SET TASK:
Copy the passage on the Donations of Alexandria word for word, between "The Donations of" and "the Roman Republic.", inclusive.
start TEXT SECTION
The Donations of Alexandria (Autumn 34 BC) were a political act by Cleopatra VII and Mark Antony in which they distributed lands held by Rome and Parthia amongst Cleopatra's children and granted them many titles, especially for Caesarion, son of Julius Caesar. These were the second of two such donations; a similar donations ceremony was held two years earlier in Antioch in 36 BC, at which time the donations enjoyed Octavian's full approval of the Antonian strategy to rule the East making use of Cleopatra's unique royal Seleucid lineage in the regions donated. Ultimately, the Donations (of 34 BC) caused a fatal breach in Antony's relations with Rome and were amongst the causes of the Final War of the Roman Republic.

Background
The Donations followed the failure of Antony's military campaign in Parthia. Antony attempted to play up his military success against Armenia and play down the defeat by Parthia by creating a festival imitating a Roman triumph to celebrate his victory over the Armenian leader Artavasdes, who was led in captivity through the city of Alexandria. Antony then held a public banquet in which he dressed as the god Dionysus. The captured Armenian royal family was brought before Cleopatra VII, to whom they were expected to prostrate themselves, but they refused to do so, earning her wrath.
end TEXT SECTION
start RECORDED INFORMATION
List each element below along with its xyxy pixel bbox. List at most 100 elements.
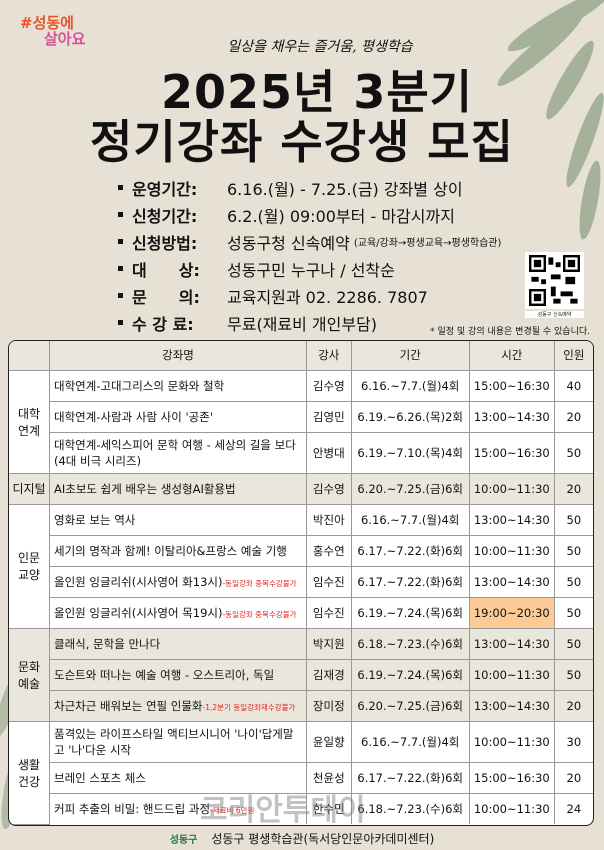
end RECORDED INFORMATION
SOLVED EXERCISE:
The Donations of Alexandria (Autumn 34 BC) were a political act by Cleopatra VII and Mark Antony in which they distributed lands held by Rome and Parthia amongst Cleopatra's children and granted them many titles, especially for Caesarion, son of Julius Caesar. These were the second of two such donations; a similar donations ceremony was held two years earlier in Antioch in 36 BC, at which time the donations enjoyed Octavian's full approval of the Antonian strategy to rule the East making use of Cleopatra's unique royal Seleucid lineage in the regions donated. Ultimately, the Donations (of 34 BC) caused a fatal breach in Antony's relations with Rome and were amongst the causes of the Final War of the Roman Republic.